■ **Work to be completed**: Leave every picture out and write out the records below exactly.

>> begin Record list

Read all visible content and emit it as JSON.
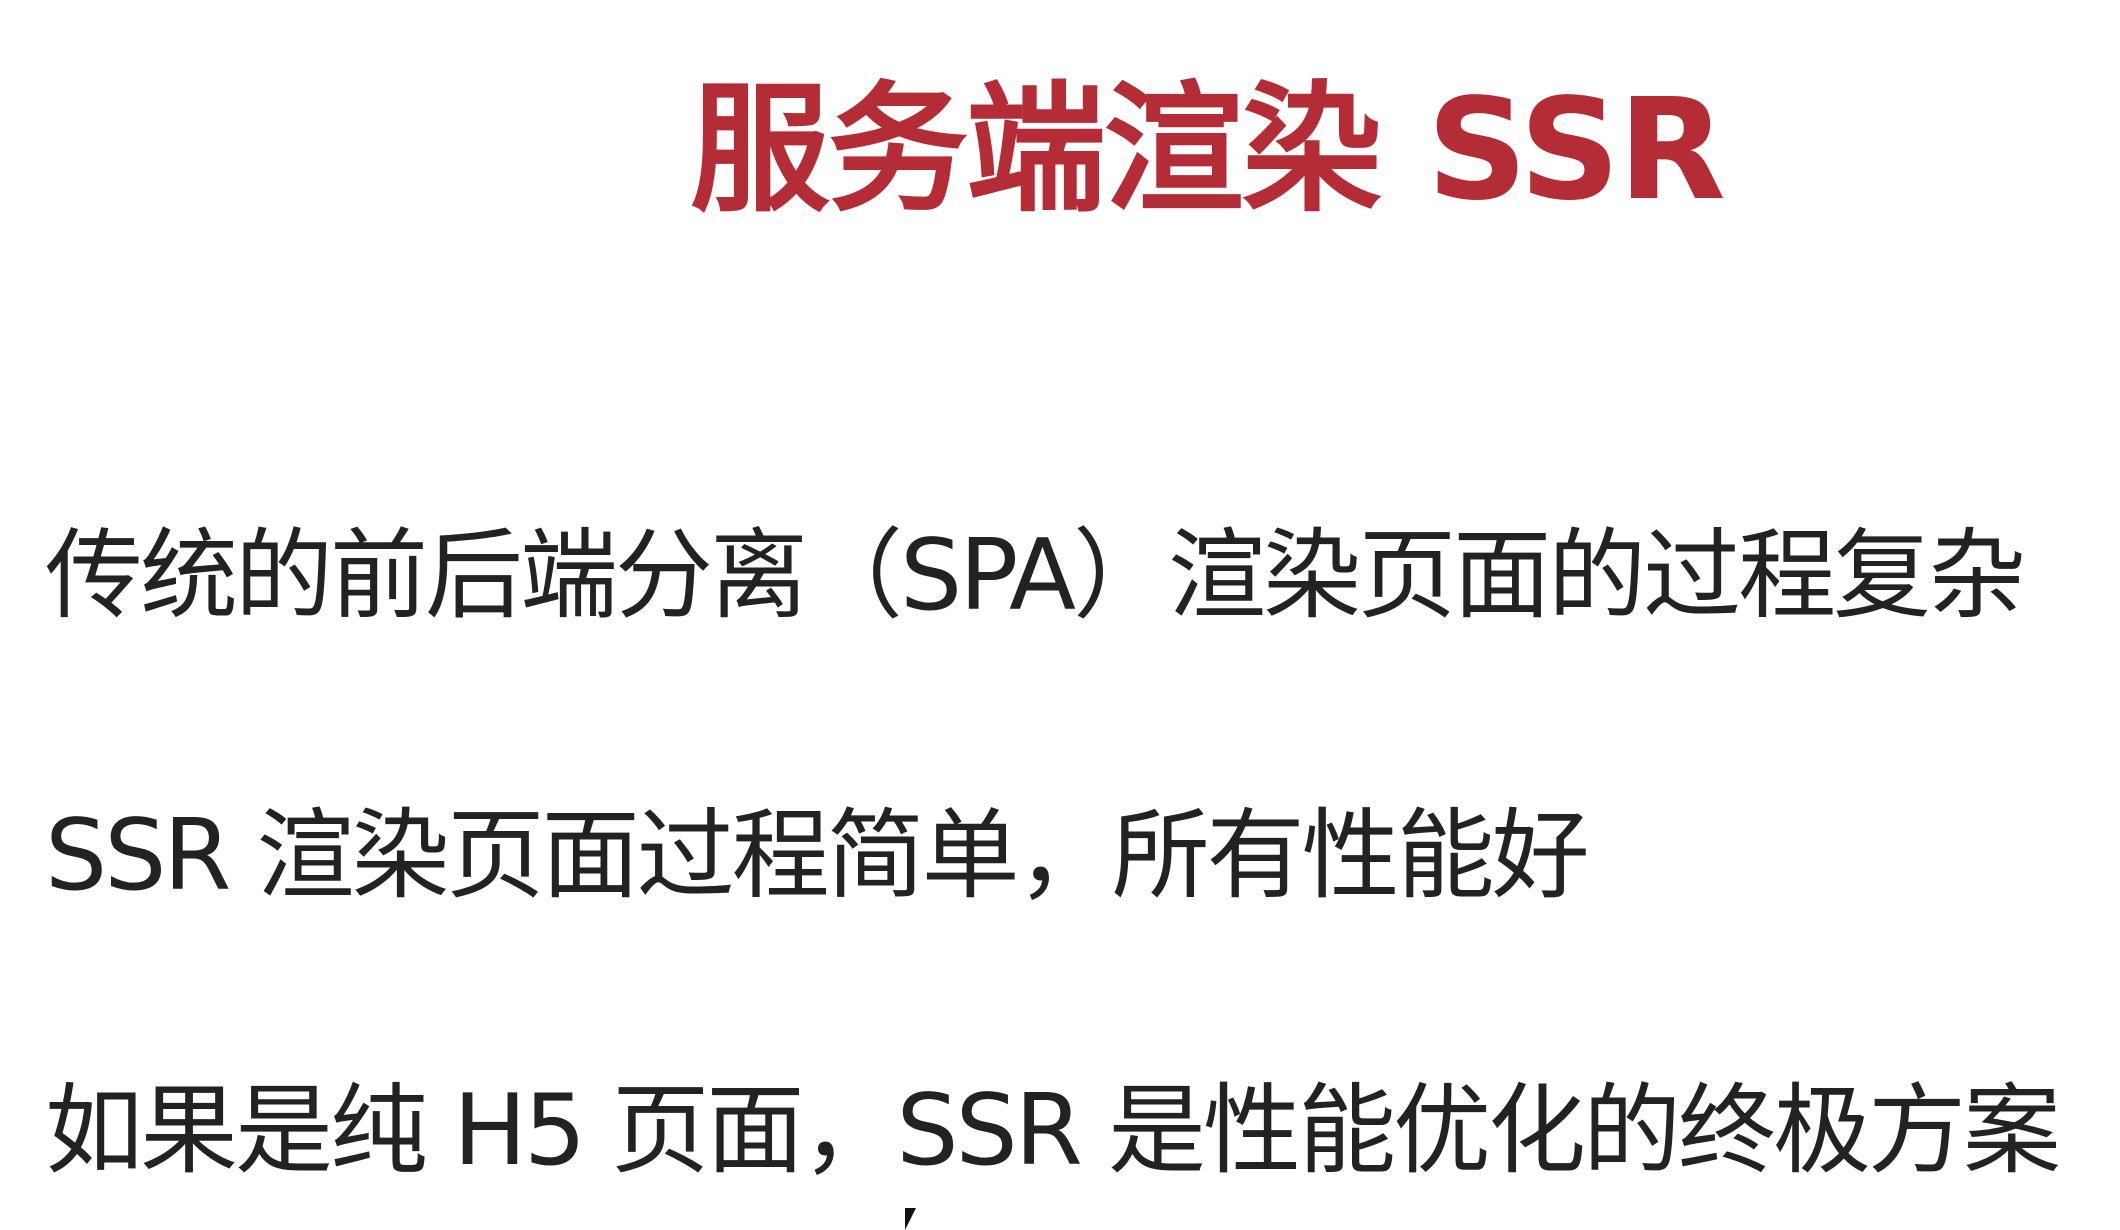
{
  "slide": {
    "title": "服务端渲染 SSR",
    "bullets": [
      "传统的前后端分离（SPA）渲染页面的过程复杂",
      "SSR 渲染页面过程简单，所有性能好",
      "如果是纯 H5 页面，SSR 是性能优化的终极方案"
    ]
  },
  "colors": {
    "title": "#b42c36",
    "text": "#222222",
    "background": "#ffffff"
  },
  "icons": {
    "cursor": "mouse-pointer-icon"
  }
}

>> end Record list

■ **Solution to this problem**:
Read all visible content and emit it as JSON.
{
  "slide": {
    "title": "服务端渲染 SSR",
    "bullets": [
      "传统的前后端分离（SPA）渲染页面的过程复杂",
      "SSR 渲染页面过程简单，所有性能好",
      "如果是纯 H5 页面，SSR 是性能优化的终极方案"
    ]
  },
  "colors": {
    "title": "#b42c36",
    "text": "#222222",
    "background": "#ffffff"
  },
  "icons": {
    "cursor": "mouse-pointer-icon"
  }
}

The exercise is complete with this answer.